# DATA start

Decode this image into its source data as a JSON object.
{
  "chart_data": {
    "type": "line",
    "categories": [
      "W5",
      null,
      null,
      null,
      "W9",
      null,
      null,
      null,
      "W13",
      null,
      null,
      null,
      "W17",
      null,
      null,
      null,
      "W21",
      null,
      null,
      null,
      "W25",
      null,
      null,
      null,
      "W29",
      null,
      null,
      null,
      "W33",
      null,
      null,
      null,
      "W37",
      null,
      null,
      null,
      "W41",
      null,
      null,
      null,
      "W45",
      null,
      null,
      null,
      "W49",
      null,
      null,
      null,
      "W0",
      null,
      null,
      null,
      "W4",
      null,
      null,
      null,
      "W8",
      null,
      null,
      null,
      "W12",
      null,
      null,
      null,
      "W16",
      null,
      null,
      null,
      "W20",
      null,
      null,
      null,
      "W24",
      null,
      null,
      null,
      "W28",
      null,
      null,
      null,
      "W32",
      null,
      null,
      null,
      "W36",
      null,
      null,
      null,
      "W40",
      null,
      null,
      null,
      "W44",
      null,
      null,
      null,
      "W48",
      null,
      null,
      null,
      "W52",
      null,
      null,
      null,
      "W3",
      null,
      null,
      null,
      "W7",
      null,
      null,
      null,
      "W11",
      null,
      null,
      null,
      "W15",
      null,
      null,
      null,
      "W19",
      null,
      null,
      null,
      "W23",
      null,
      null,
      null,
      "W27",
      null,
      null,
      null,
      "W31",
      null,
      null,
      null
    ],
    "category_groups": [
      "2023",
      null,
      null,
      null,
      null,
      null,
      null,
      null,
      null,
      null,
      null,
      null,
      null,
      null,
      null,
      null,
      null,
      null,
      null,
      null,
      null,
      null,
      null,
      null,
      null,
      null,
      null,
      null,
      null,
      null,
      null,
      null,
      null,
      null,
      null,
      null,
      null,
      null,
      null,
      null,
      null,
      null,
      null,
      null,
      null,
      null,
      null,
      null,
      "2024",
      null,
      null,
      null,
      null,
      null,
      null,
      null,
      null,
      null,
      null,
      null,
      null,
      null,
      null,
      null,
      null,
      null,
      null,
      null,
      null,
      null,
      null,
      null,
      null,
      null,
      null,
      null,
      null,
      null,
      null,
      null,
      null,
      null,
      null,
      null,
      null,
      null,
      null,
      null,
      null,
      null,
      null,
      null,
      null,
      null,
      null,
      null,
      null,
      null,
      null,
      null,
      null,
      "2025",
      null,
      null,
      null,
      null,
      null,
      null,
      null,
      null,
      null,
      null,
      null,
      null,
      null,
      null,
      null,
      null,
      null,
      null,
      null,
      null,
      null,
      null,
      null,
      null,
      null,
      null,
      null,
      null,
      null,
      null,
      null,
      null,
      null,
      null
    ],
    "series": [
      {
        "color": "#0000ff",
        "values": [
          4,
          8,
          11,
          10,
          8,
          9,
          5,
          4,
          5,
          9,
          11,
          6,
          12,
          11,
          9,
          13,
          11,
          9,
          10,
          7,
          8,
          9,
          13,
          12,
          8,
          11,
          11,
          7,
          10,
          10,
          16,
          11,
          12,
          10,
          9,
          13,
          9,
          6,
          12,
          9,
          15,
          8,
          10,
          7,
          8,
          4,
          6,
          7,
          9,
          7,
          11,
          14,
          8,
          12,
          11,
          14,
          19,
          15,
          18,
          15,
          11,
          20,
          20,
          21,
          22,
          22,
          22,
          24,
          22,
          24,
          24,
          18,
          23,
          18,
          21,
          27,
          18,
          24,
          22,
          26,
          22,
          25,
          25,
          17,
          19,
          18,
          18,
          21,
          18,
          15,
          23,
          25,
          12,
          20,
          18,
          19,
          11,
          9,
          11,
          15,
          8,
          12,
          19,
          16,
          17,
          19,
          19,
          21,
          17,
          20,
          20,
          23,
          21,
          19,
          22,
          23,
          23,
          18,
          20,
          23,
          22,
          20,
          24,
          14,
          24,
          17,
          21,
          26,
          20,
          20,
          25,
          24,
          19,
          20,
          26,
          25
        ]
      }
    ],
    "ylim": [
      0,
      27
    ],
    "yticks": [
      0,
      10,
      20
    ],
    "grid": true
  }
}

# DATA end

EXERCISE AIM
Nothing in the data may differ; print all of it exactly as written.

TASK RESULT
Decode this image into its source data as a JSON object.
{
  "chart_data": {
    "type": "line",
    "categories": [
      "W5",
      null,
      null,
      null,
      "W9",
      null,
      null,
      null,
      "W13",
      null,
      null,
      null,
      "W17",
      null,
      null,
      null,
      "W21",
      null,
      null,
      null,
      "W25",
      null,
      null,
      null,
      "W29",
      null,
      null,
      null,
      "W33",
      null,
      null,
      null,
      "W37",
      null,
      null,
      null,
      "W41",
      null,
      null,
      null,
      "W45",
      null,
      null,
      null,
      "W49",
      null,
      null,
      null,
      "W0",
      null,
      null,
      null,
      "W4",
      null,
      null,
      null,
      "W8",
      null,
      null,
      null,
      "W12",
      null,
      null,
      null,
      "W16",
      null,
      null,
      null,
      "W20",
      null,
      null,
      null,
      "W24",
      null,
      null,
      null,
      "W28",
      null,
      null,
      null,
      "W32",
      null,
      null,
      null,
      "W36",
      null,
      null,
      null,
      "W40",
      null,
      null,
      null,
      "W44",
      null,
      null,
      null,
      "W48",
      null,
      null,
      null,
      "W52",
      null,
      null,
      null,
      "W3",
      null,
      null,
      null,
      "W7",
      null,
      null,
      null,
      "W11",
      null,
      null,
      null,
      "W15",
      null,
      null,
      null,
      "W19",
      null,
      null,
      null,
      "W23",
      null,
      null,
      null,
      "W27",
      null,
      null,
      null,
      "W31",
      null,
      null,
      null
    ],
    "category_groups": [
      "2023",
      null,
      null,
      null,
      null,
      null,
      null,
      null,
      null,
      null,
      null,
      null,
      null,
      null,
      null,
      null,
      null,
      null,
      null,
      null,
      null,
      null,
      null,
      null,
      null,
      null,
      null,
      null,
      null,
      null,
      null,
      null,
      null,
      null,
      null,
      null,
      null,
      null,
      null,
      null,
      null,
      null,
      null,
      null,
      null,
      null,
      null,
      null,
      "2024",
      null,
      null,
      null,
      null,
      null,
      null,
      null,
      null,
      null,
      null,
      null,
      null,
      null,
      null,
      null,
      null,
      null,
      null,
      null,
      null,
      null,
      null,
      null,
      null,
      null,
      null,
      null,
      null,
      null,
      null,
      null,
      null,
      null,
      null,
      null,
      null,
      null,
      null,
      null,
      null,
      null,
      null,
      null,
      null,
      null,
      null,
      null,
      null,
      null,
      null,
      null,
      null,
      "2025",
      null,
      null,
      null,
      null,
      null,
      null,
      null,
      null,
      null,
      null,
      null,
      null,
      null,
      null,
      null,
      null,
      null,
      null,
      null,
      null,
      null,
      null,
      null,
      null,
      null,
      null,
      null,
      null,
      null,
      null,
      null,
      null,
      null,
      null
    ],
    "series": [
      {
        "color": "#0000ff",
        "values": [
          4,
          8,
          11,
          10,
          8,
          9,
          5,
          4,
          5,
          9,
          11,
          6,
          12,
          11,
          9,
          13,
          11,
          9,
          10,
          7,
          8,
          9,
          13,
          12,
          8,
          11,
          11,
          7,
          10,
          10,
          16,
          11,
          12,
          10,
          9,
          13,
          9,
          6,
          12,
          9,
          15,
          8,
          10,
          7,
          8,
          4,
          6,
          7,
          9,
          7,
          11,
          14,
          8,
          12,
          11,
          14,
          19,
          15,
          18,
          15,
          11,
          20,
          20,
          21,
          22,
          22,
          22,
          24,
          22,
          24,
          24,
          18,
          23,
          18,
          21,
          27,
          18,
          24,
          22,
          26,
          22,
          25,
          25,
          17,
          19,
          18,
          18,
          21,
          18,
          15,
          23,
          25,
          12,
          20,
          18,
          19,
          11,
          9,
          11,
          15,
          8,
          12,
          19,
          16,
          17,
          19,
          19,
          21,
          17,
          20,
          20,
          23,
          21,
          19,
          22,
          23,
          23,
          18,
          20,
          23,
          22,
          20,
          24,
          14,
          24,
          17,
          21,
          26,
          20,
          20,
          25,
          24,
          19,
          20,
          26,
          25
        ]
      }
    ],
    "ylim": [
      0,
      27
    ],
    "yticks": [
      0,
      10,
      20
    ],
    "grid": true
  }
}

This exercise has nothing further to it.